--- DATA FOR THE TASK ---

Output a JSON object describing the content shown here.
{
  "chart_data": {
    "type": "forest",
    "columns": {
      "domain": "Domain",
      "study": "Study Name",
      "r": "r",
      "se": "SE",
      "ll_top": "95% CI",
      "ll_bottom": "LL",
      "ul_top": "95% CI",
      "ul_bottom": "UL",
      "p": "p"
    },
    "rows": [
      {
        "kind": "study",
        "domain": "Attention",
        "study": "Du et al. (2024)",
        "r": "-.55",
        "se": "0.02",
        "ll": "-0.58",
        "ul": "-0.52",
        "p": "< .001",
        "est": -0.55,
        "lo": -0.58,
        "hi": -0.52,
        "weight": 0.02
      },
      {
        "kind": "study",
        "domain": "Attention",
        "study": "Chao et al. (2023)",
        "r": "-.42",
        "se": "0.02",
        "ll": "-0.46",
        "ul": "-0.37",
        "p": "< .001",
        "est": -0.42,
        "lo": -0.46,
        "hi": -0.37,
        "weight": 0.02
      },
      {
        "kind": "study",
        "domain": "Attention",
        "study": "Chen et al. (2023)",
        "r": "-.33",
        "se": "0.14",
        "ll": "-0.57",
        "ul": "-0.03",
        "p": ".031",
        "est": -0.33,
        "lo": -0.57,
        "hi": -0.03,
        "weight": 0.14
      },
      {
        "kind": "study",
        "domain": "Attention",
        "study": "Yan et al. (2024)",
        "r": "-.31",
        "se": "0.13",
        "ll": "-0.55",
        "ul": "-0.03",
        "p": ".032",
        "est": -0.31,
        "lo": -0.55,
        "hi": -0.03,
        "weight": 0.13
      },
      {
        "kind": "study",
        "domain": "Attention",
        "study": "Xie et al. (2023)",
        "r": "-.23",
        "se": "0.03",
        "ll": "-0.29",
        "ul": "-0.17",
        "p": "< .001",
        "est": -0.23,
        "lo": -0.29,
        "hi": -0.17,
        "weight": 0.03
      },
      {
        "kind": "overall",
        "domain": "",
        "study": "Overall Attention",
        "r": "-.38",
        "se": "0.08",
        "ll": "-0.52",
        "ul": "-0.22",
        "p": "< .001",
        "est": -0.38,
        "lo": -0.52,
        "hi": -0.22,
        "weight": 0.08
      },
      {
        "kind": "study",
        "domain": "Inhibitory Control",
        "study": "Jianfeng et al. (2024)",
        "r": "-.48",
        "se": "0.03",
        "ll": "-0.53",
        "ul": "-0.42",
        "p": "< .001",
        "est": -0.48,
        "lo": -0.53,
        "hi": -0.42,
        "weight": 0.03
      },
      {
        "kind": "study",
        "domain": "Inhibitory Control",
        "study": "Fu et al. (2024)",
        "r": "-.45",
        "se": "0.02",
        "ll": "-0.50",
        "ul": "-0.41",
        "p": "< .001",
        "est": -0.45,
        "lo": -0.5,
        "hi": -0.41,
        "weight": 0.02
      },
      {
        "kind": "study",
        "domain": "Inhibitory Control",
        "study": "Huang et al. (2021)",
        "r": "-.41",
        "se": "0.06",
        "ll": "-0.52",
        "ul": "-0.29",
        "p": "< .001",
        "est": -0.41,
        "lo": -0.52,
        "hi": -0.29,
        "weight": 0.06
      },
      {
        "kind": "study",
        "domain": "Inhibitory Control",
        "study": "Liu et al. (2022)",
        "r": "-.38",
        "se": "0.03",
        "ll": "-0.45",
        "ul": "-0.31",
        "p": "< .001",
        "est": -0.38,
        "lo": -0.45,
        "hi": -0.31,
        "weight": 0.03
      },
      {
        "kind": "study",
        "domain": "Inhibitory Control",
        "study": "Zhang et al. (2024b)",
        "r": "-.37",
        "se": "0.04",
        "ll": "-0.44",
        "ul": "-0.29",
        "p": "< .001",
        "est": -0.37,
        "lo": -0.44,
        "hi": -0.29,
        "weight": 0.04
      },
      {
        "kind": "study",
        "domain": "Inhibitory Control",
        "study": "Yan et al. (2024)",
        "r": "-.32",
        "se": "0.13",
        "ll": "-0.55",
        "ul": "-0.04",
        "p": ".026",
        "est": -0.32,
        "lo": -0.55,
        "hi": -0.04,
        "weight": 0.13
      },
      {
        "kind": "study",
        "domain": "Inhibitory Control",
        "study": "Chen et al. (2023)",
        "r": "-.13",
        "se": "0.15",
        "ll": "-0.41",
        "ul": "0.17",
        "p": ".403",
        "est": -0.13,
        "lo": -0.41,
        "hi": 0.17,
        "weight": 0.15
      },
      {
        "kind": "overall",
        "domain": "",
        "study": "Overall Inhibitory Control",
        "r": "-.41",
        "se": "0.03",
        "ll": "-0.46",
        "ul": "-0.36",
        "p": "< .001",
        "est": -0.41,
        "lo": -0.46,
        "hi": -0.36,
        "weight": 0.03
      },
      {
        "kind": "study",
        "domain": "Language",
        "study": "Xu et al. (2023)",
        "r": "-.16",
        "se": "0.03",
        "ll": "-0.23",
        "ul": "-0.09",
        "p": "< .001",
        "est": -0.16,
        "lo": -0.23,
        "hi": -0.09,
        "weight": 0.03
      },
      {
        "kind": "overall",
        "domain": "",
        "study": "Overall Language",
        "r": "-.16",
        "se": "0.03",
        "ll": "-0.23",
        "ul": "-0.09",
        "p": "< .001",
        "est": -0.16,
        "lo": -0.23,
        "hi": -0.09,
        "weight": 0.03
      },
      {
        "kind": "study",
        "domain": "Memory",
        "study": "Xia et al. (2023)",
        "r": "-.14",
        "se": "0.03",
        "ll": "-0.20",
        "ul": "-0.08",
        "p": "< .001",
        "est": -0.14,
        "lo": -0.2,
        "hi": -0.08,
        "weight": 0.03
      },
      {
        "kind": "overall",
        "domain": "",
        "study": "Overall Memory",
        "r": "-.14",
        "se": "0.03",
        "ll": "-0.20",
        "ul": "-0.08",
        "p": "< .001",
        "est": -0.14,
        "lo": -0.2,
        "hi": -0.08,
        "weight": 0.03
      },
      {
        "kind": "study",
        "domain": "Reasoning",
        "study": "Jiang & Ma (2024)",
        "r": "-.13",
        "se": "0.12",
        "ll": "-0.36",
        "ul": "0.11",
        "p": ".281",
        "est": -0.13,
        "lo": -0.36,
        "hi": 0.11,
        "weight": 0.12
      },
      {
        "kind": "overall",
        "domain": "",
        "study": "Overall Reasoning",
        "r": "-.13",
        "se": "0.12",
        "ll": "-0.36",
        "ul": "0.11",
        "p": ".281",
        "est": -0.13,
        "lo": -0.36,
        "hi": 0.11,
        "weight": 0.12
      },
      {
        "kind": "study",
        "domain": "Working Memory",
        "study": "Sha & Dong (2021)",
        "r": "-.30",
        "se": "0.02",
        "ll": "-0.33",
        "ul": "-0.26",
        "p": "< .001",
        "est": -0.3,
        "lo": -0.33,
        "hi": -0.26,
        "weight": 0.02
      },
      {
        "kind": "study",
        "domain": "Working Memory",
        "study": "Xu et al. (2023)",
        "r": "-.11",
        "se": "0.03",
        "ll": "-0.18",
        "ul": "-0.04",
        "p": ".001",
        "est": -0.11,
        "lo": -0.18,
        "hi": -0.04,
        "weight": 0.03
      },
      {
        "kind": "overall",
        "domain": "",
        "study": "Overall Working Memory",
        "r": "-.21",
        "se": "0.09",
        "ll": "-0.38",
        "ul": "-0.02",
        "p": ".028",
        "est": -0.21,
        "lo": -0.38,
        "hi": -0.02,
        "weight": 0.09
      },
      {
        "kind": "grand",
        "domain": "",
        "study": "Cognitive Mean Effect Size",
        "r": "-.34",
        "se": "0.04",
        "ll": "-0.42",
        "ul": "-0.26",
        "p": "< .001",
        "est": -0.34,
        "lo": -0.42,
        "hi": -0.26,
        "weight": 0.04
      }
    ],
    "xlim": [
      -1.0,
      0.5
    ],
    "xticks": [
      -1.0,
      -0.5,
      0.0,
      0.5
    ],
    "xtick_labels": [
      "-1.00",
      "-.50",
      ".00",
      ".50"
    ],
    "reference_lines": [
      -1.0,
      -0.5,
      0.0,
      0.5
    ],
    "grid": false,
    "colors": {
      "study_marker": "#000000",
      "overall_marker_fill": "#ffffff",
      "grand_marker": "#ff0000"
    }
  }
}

---

Check each line above for the word "Memory" and copy the ones that have it.

        "domain": "Memory",
        "study": "Overall Memory",
        "domain": "Working Memory",
        "domain": "Working Memory",
        "study": "Overall Working Memory",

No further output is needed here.